** Start QUOTED PASSAGE **
You can switch your savings between different NISA providers, if you ask the manager to do this for you.

Watch the tax cliff edges

When your total income reaches certain thresholds it tips any extra income into a band where a higher rate of tax is charged. This can happen at some unexpected points due to the withdrawal of allowances or the claw-back of benefits.

If your total income in this tax year or the next year is expected to hover around one of cliff edges, you could save money by moving income or deductions from one year to the other.

For example, if you are a 20% taxpayer in 2014/15, but expect that a bonus in March 2015 will tip you into 40% tax for this year, you could ask your employer to postpone the bonus payment to after 5 April 2015. You’ll pay the tax on that income later, and you may stay out of the 40% band as the 40% threshold will be higher for 2015/16.

If your income falls in the band in which your personal allowance is withdrawn (£100,000 to £120,000), your marginal income tax rate is effectively 60%, plus 2% national insurance. For child benefit clawback the marginal rate can be much higher, depending on the amount of benefit received. This makes the tax saving on shifting income or deductions even more valuable.

Income that can easily be moved from year to year includes:

  • bonus or salary from your own company
  • dividends from your company
  • distributions from discretionary trusts

It’s also possible to adjust the timing of deductions for Gift Aid charity donations or pension contributions from year to year, as these can increase the value of a threshold that tips you into the higher tax rate.

Give and save

Giving to charity can result in a win/win for both the donor and the charity where the gift is made under Gift Aid.

A Gift Aid donation will reduce the tax payable for the year in which the gift is made, but it is possible to shift that tax benefit back a year. This can only apply if the gift precedes the filing of the tax return for that earlier year. For example, a gift made on 31 October 2015 can reduce the 2014/15 tax liability which is due on 31 January 2016, if the 2014/15 tax return is submitted after 31 October 2015.
** End QUOTED PASSAGE **
** Start INPUT MATERIAL **
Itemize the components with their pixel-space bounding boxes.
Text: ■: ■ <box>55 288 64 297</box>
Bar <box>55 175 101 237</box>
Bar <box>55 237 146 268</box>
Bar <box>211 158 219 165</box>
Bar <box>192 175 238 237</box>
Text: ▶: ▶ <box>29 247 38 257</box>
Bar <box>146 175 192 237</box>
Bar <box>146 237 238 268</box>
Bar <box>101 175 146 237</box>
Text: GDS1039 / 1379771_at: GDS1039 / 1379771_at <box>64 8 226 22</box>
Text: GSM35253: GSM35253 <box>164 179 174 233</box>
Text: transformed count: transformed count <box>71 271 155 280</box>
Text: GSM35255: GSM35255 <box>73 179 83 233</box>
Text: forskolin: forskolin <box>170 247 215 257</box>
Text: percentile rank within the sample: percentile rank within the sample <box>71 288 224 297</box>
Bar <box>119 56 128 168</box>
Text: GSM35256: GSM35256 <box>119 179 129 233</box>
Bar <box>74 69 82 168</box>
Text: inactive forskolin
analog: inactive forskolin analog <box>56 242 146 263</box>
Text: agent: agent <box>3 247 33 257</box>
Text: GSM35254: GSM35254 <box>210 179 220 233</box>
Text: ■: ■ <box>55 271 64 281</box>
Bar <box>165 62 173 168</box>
** End INPUT MATERIAL **
▶ _SET TASK A_
Can you give the tax-planning text again between "If your income" and "higher tax rate.", inclusive, with "personal allowance" switched to "tax-free allowance"?
▶ _SET TASK B_
Can you echo the records exactly, from their first line through the line that contains "Text: ▶: ▶ <box>29 247 38 257</box>"?

▶ _CORRECT RESPONSE A_
If your income falls in the band in which your tax-free allowance is withdrawn (£100,000 to £120,000), your marginal income tax rate is effectively 60%, plus 2% national insurance. For child benefit clawback the marginal rate can be much higher, depending on the amount of benefit received. This makes the tax saving on shifting income or deductions even more valuable.

Income that can easily be moved from year to year includes:

  • bonus or salary from your own company
  • dividends from your company
  • distributions from discretionary trusts

It’s also possible to adjust the timing of deductions for Gift Aid charity donations or pension contributions from year to year, as these can increase the value of a threshold that tips you into the higher tax rate.

▶ _CORRECT RESPONSE B_
Itemize the components with their pixel-space bounding boxes.
Text: ■: ■ <box>55 288 64 297</box>
Bar <box>55 175 101 237</box>
Bar <box>55 237 146 268</box>
Bar <box>211 158 219 165</box>
Bar <box>192 175 238 237</box>
Text: ▶: ▶ <box>29 247 38 257</box>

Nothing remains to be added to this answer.